§ **Aim**
Can you copy the listing, line for line without changes, from its first line up to and including the line with "y-tick-label: 14 bbox=[64, 283, 95, 308]"?

§ **Raw records**
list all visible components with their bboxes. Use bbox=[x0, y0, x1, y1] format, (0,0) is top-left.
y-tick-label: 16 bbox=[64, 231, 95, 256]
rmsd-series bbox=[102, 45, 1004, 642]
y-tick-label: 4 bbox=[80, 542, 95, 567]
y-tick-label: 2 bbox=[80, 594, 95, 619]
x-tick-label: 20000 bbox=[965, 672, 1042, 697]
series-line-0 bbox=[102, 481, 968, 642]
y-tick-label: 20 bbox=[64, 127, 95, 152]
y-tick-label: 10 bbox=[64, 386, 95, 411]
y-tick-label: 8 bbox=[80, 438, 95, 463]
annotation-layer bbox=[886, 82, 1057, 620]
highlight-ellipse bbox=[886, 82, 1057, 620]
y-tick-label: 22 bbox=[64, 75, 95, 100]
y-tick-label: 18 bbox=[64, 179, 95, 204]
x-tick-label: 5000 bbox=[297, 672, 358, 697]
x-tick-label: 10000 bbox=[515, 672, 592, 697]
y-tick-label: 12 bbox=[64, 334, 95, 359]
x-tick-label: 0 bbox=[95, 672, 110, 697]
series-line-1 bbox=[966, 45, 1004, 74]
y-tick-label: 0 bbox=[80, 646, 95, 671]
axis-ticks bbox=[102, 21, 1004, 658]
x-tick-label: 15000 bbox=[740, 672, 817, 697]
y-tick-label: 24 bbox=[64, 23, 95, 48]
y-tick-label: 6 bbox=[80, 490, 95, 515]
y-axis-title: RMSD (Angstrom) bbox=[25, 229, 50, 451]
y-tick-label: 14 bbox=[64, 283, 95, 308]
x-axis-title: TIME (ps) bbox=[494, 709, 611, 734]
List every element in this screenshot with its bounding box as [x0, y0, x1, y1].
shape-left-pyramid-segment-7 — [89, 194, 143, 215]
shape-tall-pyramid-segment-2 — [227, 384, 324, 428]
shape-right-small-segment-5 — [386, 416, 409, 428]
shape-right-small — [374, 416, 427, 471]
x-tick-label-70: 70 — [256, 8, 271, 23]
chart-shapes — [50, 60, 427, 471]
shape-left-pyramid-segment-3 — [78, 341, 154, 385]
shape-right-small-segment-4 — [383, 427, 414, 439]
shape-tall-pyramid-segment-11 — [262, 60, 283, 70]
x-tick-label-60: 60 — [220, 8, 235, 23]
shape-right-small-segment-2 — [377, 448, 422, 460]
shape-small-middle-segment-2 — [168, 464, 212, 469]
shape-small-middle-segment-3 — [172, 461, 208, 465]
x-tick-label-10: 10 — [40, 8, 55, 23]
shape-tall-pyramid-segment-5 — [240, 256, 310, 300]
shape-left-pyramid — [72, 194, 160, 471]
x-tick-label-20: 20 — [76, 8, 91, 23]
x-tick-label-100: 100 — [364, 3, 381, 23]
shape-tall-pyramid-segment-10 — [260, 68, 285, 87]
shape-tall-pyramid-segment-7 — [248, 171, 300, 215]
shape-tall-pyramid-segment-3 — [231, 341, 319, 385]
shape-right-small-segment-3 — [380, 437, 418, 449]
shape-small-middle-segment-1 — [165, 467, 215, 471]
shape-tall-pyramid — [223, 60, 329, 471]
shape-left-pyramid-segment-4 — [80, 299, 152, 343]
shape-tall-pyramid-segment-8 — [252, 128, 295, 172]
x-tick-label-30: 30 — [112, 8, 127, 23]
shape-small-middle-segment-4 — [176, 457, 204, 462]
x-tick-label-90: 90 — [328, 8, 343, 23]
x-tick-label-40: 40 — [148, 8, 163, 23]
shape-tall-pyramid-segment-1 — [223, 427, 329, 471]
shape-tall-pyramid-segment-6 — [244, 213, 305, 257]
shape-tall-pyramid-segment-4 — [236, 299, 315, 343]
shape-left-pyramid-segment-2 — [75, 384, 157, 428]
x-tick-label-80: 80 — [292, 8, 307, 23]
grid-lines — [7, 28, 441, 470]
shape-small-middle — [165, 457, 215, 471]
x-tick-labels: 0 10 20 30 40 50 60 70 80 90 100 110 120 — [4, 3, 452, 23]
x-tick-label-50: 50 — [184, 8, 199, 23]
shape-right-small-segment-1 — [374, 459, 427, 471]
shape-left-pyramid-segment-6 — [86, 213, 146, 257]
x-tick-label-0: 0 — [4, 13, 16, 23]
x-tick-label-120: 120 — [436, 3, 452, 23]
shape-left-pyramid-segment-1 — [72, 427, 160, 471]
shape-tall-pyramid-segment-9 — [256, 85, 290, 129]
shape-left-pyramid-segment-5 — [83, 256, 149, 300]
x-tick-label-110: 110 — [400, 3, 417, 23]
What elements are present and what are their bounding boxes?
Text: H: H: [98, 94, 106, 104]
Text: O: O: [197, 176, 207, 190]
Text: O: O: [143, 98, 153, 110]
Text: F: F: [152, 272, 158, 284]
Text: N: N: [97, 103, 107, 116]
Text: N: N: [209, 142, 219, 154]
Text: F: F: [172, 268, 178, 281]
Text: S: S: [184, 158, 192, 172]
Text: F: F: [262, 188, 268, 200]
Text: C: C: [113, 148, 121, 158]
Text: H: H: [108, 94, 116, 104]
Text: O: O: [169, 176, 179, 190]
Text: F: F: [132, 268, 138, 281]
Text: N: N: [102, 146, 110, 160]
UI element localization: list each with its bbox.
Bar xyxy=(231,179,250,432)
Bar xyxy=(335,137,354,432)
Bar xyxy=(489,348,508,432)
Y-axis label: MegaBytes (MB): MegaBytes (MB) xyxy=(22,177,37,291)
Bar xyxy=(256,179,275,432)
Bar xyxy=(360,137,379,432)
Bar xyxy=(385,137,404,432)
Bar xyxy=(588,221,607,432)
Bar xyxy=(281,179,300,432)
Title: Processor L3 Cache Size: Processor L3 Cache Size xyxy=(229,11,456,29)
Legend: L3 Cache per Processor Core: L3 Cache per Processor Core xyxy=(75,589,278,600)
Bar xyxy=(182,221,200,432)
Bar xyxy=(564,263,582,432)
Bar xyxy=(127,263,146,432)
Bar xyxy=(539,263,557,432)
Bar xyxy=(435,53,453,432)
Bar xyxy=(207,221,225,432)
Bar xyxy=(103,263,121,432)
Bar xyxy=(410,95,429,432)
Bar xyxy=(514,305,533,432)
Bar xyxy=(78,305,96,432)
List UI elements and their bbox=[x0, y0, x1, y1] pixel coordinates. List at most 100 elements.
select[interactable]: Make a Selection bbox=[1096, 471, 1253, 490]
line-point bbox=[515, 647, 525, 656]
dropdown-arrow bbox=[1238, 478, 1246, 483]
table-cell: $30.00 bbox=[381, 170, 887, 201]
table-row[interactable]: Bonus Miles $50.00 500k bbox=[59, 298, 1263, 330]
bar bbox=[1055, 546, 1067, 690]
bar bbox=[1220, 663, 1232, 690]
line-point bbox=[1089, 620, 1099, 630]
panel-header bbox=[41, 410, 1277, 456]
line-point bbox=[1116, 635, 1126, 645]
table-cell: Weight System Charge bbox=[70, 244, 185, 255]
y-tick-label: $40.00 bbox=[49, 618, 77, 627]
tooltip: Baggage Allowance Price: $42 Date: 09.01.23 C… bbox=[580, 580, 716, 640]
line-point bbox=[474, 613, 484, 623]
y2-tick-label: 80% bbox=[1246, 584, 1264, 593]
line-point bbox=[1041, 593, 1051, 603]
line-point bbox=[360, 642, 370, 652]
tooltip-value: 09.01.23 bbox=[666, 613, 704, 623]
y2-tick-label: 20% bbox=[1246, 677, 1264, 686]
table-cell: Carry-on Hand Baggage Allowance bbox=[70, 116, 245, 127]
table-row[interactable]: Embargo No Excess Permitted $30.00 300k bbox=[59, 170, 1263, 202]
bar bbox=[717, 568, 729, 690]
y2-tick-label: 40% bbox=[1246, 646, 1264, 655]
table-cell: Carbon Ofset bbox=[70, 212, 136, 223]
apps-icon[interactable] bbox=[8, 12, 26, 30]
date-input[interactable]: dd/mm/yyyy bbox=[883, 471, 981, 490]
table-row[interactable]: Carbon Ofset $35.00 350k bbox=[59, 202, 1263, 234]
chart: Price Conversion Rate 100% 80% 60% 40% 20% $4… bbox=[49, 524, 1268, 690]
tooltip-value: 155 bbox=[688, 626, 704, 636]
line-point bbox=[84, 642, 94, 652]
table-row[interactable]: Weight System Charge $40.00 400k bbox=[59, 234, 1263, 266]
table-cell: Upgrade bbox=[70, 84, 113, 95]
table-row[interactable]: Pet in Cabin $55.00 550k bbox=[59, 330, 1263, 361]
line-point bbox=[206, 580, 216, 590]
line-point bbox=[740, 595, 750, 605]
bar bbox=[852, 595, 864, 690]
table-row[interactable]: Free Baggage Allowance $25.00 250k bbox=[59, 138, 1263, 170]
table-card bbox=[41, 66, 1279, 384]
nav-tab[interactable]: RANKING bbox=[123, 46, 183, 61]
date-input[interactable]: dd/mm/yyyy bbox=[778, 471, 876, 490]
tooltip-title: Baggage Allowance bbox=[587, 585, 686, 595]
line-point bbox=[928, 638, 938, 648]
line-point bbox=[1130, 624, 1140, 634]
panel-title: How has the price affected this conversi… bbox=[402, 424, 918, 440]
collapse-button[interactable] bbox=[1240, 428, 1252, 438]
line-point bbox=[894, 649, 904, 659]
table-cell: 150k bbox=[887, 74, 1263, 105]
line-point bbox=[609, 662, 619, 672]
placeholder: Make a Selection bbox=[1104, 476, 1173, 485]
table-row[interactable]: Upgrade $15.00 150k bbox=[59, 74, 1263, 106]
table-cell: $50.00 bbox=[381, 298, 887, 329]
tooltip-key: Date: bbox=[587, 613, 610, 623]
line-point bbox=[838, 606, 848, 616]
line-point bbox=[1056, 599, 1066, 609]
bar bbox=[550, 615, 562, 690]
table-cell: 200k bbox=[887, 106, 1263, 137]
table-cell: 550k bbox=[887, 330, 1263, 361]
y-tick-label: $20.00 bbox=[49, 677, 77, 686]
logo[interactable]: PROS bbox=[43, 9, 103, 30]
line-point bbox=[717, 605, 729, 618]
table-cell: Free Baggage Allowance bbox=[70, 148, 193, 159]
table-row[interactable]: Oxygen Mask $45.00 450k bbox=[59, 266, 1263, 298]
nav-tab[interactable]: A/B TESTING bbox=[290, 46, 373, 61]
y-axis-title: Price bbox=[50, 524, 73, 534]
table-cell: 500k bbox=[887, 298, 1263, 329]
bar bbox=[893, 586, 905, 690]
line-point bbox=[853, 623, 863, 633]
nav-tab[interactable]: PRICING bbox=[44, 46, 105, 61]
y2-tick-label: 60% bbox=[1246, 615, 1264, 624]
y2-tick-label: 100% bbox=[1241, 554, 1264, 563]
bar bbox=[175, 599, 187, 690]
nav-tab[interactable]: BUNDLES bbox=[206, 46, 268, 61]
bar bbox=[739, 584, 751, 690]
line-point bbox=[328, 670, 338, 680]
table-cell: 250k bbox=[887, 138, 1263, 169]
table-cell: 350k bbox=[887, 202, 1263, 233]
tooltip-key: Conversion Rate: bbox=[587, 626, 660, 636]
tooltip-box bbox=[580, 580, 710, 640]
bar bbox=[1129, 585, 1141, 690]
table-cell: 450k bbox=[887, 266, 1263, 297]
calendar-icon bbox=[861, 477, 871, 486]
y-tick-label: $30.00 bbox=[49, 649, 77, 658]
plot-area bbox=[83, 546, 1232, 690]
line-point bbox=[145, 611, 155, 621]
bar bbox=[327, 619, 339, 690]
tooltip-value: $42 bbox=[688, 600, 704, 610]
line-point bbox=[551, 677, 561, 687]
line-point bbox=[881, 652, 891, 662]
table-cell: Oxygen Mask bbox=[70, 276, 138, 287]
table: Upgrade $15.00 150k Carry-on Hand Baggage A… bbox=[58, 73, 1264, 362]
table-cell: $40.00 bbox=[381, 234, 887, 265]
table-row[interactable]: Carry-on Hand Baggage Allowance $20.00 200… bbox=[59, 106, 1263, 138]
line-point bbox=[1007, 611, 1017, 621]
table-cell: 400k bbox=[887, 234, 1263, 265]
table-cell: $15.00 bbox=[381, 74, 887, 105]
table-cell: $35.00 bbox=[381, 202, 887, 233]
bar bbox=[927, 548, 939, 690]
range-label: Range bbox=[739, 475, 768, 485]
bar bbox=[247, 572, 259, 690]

§ **Answer to this exercise**
list all visible components with their bboxes. Use bbox=[x0, y0, x1, y1] format, (0,0) is top-left.
y-tick-label: 16 bbox=[64, 231, 95, 256]
rmsd-series bbox=[102, 45, 1004, 642]
y-tick-label: 4 bbox=[80, 542, 95, 567]
y-tick-label: 2 bbox=[80, 594, 95, 619]
x-tick-label: 20000 bbox=[965, 672, 1042, 697]
series-line-0 bbox=[102, 481, 968, 642]
y-tick-label: 20 bbox=[64, 127, 95, 152]
y-tick-label: 10 bbox=[64, 386, 95, 411]
y-tick-label: 8 bbox=[80, 438, 95, 463]
annotation-layer bbox=[886, 82, 1057, 620]
highlight-ellipse bbox=[886, 82, 1057, 620]
y-tick-label: 22 bbox=[64, 75, 95, 100]
y-tick-label: 18 bbox=[64, 179, 95, 204]
x-tick-label: 5000 bbox=[297, 672, 358, 697]
x-tick-label: 10000 bbox=[515, 672, 592, 697]
y-tick-label: 12 bbox=[64, 334, 95, 359]
x-tick-label: 0 bbox=[95, 672, 110, 697]
series-line-1 bbox=[966, 45, 1004, 74]
y-tick-label: 0 bbox=[80, 646, 95, 671]
axis-ticks bbox=[102, 21, 1004, 658]
x-tick-label: 15000 bbox=[740, 672, 817, 697]
y-tick-label: 24 bbox=[64, 23, 95, 48]
y-tick-label: 6 bbox=[80, 490, 95, 515]
y-axis-title: RMSD (Angstrom) bbox=[25, 229, 50, 451]
y-tick-label: 14 bbox=[64, 283, 95, 308]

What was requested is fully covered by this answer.